*WHAT IS EXPECTED:* Only the pictures are to be left out; set down the rest of the records exactly.

*RECORDS TO USE:*

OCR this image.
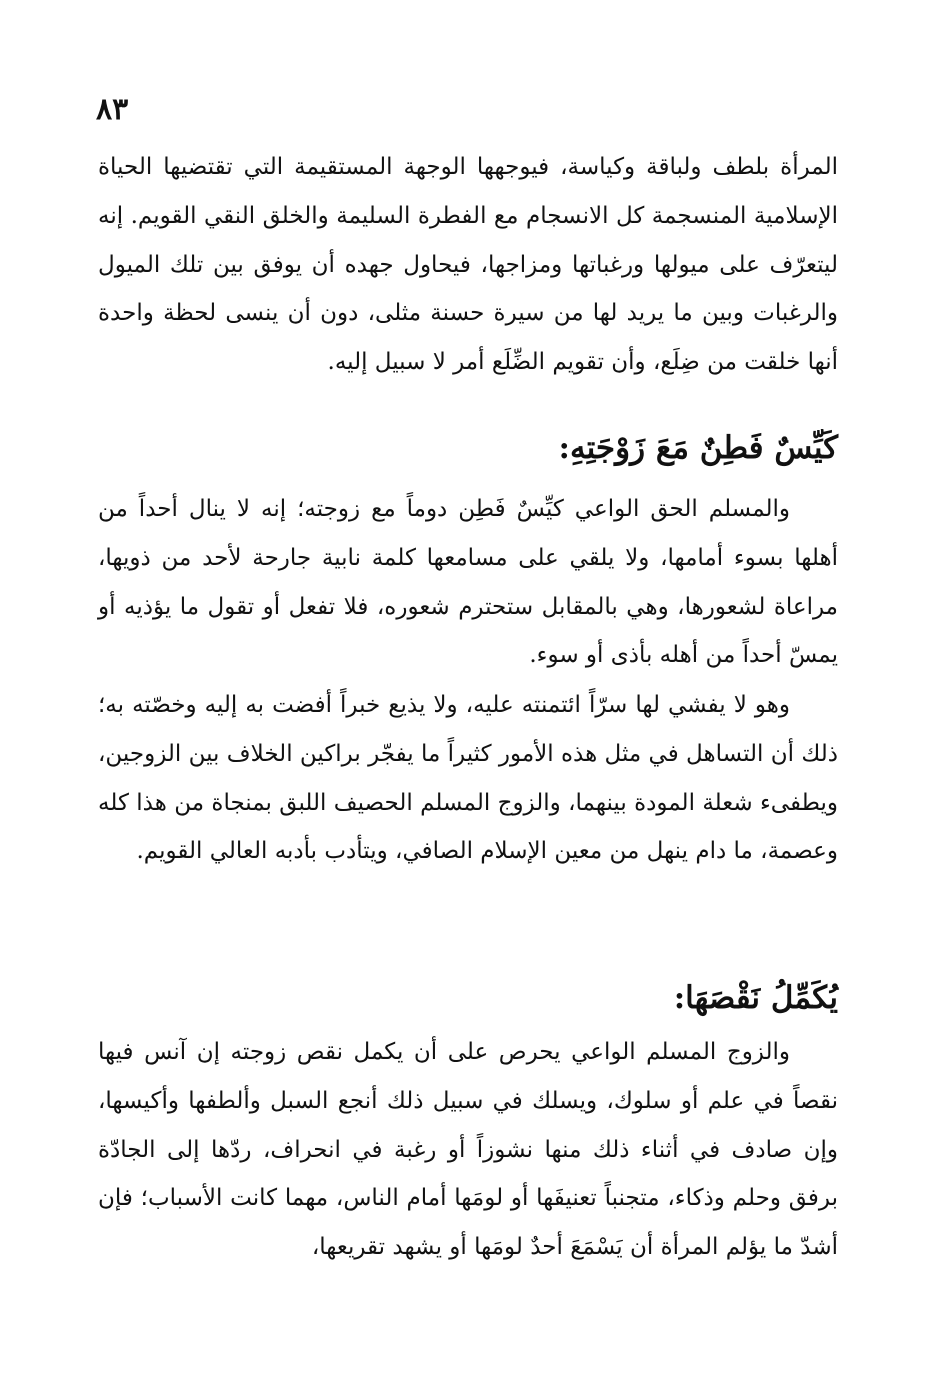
٨٣

المرأة بلطف ولباقة وكياسة، فيوجهها الوجهة المستقيمة التي تقتضيها الحياة الإسلامية المنسجمة كل الانسجام مع الفطرة السليمة والخلق النقي القويم. إنه ليتعرّف على ميولها ورغباتها ومزاجها، فيحاول جهده أن يوفق بين تلك الميول والرغبات وبين ما يريد لها من سيرة حسنة مثلى، دون أن ينسى لحظة واحدة أنها خلقت من ضِلَع، وأن تقويم الضِّلَع أمر لا سبيل إليه.

كَيِّسٌ فَطِنٌ مَعَ زَوْجَتِهِ:

والمسلم الحق الواعي كيِّسٌ فَطِن دوماً مع زوجته؛ إنه لا ينال أحداً من أهلها بسوء أمامها، ولا يلقي على مسامعها كلمة نابية جارحة لأحد من ذويها، مراعاة لشعورها، وهي بالمقابل ستحترم شعوره، فلا تفعل أو تقول ما يؤذيه أو يمسّ أحداً من أهله بأذى أو سوء.

وهو لا يفشي لها سرّاً ائتمنته عليه، ولا يذيع خبراً أفضت به إليه وخصّته به؛ ذلك أن التساهل في مثل هذه الأمور كثيراً ما يفجّر براكين الخلاف بين الزوجين، ويطفىء شعلة المودة بينهما، والزوج المسلم الحصيف اللبق بمنجاة من هذا كله وعصمة، ما دام ينهل من معين الإسلام الصافي، ويتأدب بأدبه العالي القويم.

يُكَمِّلُ نَقْصَهَا:

والزوج المسلم الواعي يحرص على أن يكمل نقص زوجته إن آنس فيها نقصاً في علم أو سلوك، ويسلك في سبيل ذلك أنجع السبل وألطفها وأكيسها، وإن صادف في أثناء ذلك منها نشوزاً أو رغبة في انحراف، ردّها إلى الجادّة برفق وحلم وذكاء، متجنباً تعنيفَها أو لومَها أمام الناس، مهما كانت الأسباب؛ فإن أشدّ ما يؤلم المرأة أن يَسْمَعَ أحدٌ لومَها أو يشهد تقريعها،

*RESPONSE TO THIS TASK:*
OCR this image.
٨٣

المرأة بلطف ولباقة وكياسة، فيوجهها الوجهة المستقيمة التي تقتضيها الحياة الإسلامية المنسجمة كل الانسجام مع الفطرة السليمة والخلق النقي القويم. إنه ليتعرّف على ميولها ورغباتها ومزاجها، فيحاول جهده أن يوفق بين تلك الميول والرغبات وبين ما يريد لها من سيرة حسنة مثلى، دون أن ينسى لحظة واحدة أنها خلقت من ضِلَع، وأن تقويم الضِّلَع أمر لا سبيل إليه.

كَيِّسٌ فَطِنٌ مَعَ زَوْجَتِهِ:

والمسلم الحق الواعي كيِّسٌ فَطِن دوماً مع زوجته؛ إنه لا ينال أحداً من أهلها بسوء أمامها، ولا يلقي على مسامعها كلمة نابية جارحة لأحد من ذويها، مراعاة لشعورها، وهي بالمقابل ستحترم شعوره، فلا تفعل أو تقول ما يؤذيه أو يمسّ أحداً من أهله بأذى أو سوء.

وهو لا يفشي لها سرّاً ائتمنته عليه، ولا يذيع خبراً أفضت به إليه وخصّته به؛ ذلك أن التساهل في مثل هذه الأمور كثيراً ما يفجّر براكين الخلاف بين الزوجين، ويطفىء شعلة المودة بينهما، والزوج المسلم الحصيف اللبق بمنجاة من هذا كله وعصمة، ما دام ينهل من معين الإسلام الصافي، ويتأدب بأدبه العالي القويم.

يُكَمِّلُ نَقْصَهَا:

والزوج المسلم الواعي يحرص على أن يكمل نقص زوجته إن آنس فيها نقصاً في علم أو سلوك، ويسلك في سبيل ذلك أنجع السبل وألطفها وأكيسها، وإن صادف في أثناء ذلك منها نشوزاً أو رغبة في انحراف، ردّها إلى الجادّة برفق وحلم وذكاء، متجنباً تعنيفَها أو لومَها أمام الناس، مهما كانت الأسباب؛ فإن أشدّ ما يؤلم المرأة أن يَسْمَعَ أحدٌ لومَها أو يشهد تقريعها،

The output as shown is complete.